▶ _Aim of the exercise_
Your task is to copy each line that has the word "value".

▶ _The input_
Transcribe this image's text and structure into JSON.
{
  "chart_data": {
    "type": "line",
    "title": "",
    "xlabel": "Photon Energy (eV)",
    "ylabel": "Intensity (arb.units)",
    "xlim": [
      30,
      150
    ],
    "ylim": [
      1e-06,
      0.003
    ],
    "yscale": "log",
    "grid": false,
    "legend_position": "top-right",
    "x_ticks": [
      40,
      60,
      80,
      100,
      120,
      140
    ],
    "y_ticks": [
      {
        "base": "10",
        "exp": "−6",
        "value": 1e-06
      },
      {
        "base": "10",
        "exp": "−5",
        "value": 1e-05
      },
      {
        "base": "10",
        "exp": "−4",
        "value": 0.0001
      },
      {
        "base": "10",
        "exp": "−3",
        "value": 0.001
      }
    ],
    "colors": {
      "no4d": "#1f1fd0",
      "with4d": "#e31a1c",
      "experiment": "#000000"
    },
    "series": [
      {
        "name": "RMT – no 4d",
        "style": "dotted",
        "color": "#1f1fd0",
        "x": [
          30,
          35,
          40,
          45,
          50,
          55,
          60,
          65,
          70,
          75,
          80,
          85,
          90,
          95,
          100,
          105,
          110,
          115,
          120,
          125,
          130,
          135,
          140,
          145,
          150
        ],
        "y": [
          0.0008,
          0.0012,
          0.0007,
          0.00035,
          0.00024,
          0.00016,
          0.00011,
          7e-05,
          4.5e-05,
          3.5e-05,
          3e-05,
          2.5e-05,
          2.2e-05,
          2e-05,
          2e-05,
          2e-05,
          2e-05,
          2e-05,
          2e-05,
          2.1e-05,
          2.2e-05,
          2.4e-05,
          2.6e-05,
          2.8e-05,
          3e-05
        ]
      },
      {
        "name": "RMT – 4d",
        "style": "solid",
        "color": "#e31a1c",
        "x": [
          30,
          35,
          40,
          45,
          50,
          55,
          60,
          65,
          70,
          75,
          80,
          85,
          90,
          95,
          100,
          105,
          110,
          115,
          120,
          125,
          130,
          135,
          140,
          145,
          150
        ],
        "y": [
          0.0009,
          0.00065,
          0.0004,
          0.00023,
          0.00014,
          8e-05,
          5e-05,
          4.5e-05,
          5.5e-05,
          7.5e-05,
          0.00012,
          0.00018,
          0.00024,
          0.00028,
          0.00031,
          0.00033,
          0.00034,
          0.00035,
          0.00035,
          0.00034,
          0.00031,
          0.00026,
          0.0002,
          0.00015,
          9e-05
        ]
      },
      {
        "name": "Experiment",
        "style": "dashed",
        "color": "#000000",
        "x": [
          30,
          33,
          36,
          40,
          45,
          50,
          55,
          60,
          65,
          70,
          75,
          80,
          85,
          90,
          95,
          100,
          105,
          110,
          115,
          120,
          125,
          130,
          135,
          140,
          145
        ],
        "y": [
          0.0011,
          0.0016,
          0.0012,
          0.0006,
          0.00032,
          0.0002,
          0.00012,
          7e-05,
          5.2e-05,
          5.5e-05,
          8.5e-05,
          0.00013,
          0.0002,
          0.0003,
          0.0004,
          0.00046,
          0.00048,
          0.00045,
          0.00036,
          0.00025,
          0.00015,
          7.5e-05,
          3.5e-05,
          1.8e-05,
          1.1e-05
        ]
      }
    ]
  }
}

▶ _Reply to the task_
        "value": 1e-06
        "value": 1e-05
        "value": 0.0001
        "value": 0.001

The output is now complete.